::: Records for this exercise :::
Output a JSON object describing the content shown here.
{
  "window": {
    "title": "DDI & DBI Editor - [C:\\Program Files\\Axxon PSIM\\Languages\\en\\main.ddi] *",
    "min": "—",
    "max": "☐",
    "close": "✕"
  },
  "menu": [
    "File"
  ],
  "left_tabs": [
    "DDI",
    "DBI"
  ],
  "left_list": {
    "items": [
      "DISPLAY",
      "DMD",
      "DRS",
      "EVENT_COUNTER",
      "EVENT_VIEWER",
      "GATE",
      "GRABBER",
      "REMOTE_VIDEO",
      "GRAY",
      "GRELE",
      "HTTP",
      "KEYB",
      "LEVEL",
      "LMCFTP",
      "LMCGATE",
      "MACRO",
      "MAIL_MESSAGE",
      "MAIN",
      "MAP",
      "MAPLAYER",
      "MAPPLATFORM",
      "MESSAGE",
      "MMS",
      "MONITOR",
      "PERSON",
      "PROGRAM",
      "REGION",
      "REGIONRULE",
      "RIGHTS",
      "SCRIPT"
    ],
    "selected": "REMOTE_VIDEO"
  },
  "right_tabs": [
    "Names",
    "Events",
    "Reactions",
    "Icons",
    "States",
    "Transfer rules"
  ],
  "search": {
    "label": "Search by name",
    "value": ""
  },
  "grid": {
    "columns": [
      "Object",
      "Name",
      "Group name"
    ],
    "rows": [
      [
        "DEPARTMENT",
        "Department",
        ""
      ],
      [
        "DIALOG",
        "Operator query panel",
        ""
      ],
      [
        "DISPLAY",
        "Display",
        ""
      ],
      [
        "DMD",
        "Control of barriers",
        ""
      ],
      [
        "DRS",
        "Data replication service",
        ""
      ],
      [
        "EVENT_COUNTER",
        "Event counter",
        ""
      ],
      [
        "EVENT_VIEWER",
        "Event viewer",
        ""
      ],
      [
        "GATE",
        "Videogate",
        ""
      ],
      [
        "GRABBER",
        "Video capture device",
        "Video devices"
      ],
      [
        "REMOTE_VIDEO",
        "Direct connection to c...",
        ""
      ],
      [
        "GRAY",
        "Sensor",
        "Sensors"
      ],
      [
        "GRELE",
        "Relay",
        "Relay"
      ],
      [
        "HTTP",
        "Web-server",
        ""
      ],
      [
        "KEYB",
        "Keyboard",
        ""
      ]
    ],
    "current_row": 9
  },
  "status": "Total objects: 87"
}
:::
What you need to do ▸ Word for word, write out all of the data above.

Solved exercise ▸
Output a JSON object describing the content shown here.
{
  "window": {
    "title": "DDI & DBI Editor - [C:\\Program Files\\Axxon PSIM\\Languages\\en\\main.ddi] *",
    "min": "—",
    "max": "☐",
    "close": "✕"
  },
  "menu": [
    "File"
  ],
  "left_tabs": [
    "DDI",
    "DBI"
  ],
  "left_list": {
    "items": [
      "DISPLAY",
      "DMD",
      "DRS",
      "EVENT_COUNTER",
      "EVENT_VIEWER",
      "GATE",
      "GRABBER",
      "REMOTE_VIDEO",
      "GRAY",
      "GRELE",
      "HTTP",
      "KEYB",
      "LEVEL",
      "LMCFTP",
      "LMCGATE",
      "MACRO",
      "MAIL_MESSAGE",
      "MAIN",
      "MAP",
      "MAPLAYER",
      "MAPPLATFORM",
      "MESSAGE",
      "MMS",
      "MONITOR",
      "PERSON",
      "PROGRAM",
      "REGION",
      "REGIONRULE",
      "RIGHTS",
      "SCRIPT"
    ],
    "selected": "REMOTE_VIDEO"
  },
  "right_tabs": [
    "Names",
    "Events",
    "Reactions",
    "Icons",
    "States",
    "Transfer rules"
  ],
  "search": {
    "label": "Search by name",
    "value": ""
  },
  "grid": {
    "columns": [
      "Object",
      "Name",
      "Group name"
    ],
    "rows": [
      [
        "DEPARTMENT",
        "Department",
        ""
      ],
      [
        "DIALOG",
        "Operator query panel",
        ""
      ],
      [
        "DISPLAY",
        "Display",
        ""
      ],
      [
        "DMD",
        "Control of barriers",
        ""
      ],
      [
        "DRS",
        "Data replication service",
        ""
      ],
      [
        "EVENT_COUNTER",
        "Event counter",
        ""
      ],
      [
        "EVENT_VIEWER",
        "Event viewer",
        ""
      ],
      [
        "GATE",
        "Videogate",
        ""
      ],
      [
        "GRABBER",
        "Video capture device",
        "Video devices"
      ],
      [
        "REMOTE_VIDEO",
        "Direct connection to c...",
        ""
      ],
      [
        "GRAY",
        "Sensor",
        "Sensors"
      ],
      [
        "GRELE",
        "Relay",
        "Relay"
      ],
      [
        "HTTP",
        "Web-server",
        ""
      ],
      [
        "KEYB",
        "Keyboard",
        ""
      ]
    ],
    "current_row": 9
  },
  "status": "Total objects: 87"
}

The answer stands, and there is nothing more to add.